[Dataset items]
-- START --
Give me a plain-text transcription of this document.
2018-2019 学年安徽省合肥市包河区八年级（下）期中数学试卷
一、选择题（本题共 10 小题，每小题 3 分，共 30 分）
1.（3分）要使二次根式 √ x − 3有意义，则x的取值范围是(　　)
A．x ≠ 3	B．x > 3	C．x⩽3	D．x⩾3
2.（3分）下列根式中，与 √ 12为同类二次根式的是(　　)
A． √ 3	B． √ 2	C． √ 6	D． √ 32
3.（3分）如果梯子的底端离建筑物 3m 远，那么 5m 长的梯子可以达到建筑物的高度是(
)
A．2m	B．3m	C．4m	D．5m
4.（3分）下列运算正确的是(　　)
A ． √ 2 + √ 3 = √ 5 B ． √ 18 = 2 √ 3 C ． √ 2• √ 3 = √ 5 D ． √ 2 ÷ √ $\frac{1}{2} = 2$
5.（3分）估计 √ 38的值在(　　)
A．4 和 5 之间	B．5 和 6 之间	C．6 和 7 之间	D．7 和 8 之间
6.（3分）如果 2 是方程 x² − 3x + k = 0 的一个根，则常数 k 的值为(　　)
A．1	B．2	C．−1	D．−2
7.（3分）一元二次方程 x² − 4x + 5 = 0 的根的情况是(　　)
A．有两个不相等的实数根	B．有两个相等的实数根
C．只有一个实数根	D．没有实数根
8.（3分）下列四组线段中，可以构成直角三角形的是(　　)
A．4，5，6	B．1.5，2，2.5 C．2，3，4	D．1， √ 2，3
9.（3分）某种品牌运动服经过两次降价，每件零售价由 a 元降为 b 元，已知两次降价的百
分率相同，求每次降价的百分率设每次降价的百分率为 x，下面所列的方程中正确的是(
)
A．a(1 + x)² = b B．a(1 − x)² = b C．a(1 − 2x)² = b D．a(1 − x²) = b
-- END --
### EXERCISE REQUIREMENTS
Reproduce the entries above in full, verbatim.

### TASK RESPONSE
Give me a plain-text transcription of this document.
2018-2019 学年安徽省合肥市包河区八年级（下）期中数学试卷
一、选择题（本题共 10 小题，每小题 3 分，共 30 分）
1.（3分）要使二次根式 √ x − 3有意义，则x的取值范围是(　　)
A．x ≠ 3	B．x > 3	C．x⩽3	D．x⩾3
2.（3分）下列根式中，与 √ 12为同类二次根式的是(　　)
A． √ 3	B． √ 2	C． √ 6	D． √ 32
3.（3分）如果梯子的底端离建筑物 3m 远，那么 5m 长的梯子可以达到建筑物的高度是(
)
A．2m	B．3m	C．4m	D．5m
4.（3分）下列运算正确的是(　　)
A ． √ 2 + √ 3 = √ 5 B ． √ 18 = 2 √ 3 C ． √ 2• √ 3 = √ 5 D ． √ 2 ÷ √ $\frac{1}{2} = 2$
5.（3分）估计 √ 38的值在(　　)
A．4 和 5 之间	B．5 和 6 之间	C．6 和 7 之间	D．7 和 8 之间
6.（3分）如果 2 是方程 x² − 3x + k = 0 的一个根，则常数 k 的值为(　　)
A．1	B．2	C．−1	D．−2
7.（3分）一元二次方程 x² − 4x + 5 = 0 的根的情况是(　　)
A．有两个不相等的实数根	B．有两个相等的实数根
C．只有一个实数根	D．没有实数根
8.（3分）下列四组线段中，可以构成直角三角形的是(　　)
A．4，5，6	B．1.5，2，2.5 C．2，3，4	D．1， √ 2，3
9.（3分）某种品牌运动服经过两次降价，每件零售价由 a 元降为 b 元，已知两次降价的百
分率相同，求每次降价的百分率设每次降价的百分率为 x，下面所列的方程中正确的是(
)
A．a(1 + x)² = b B．a(1 − x)² = b C．a(1 − 2x)² = b D．a(1 − x²) = b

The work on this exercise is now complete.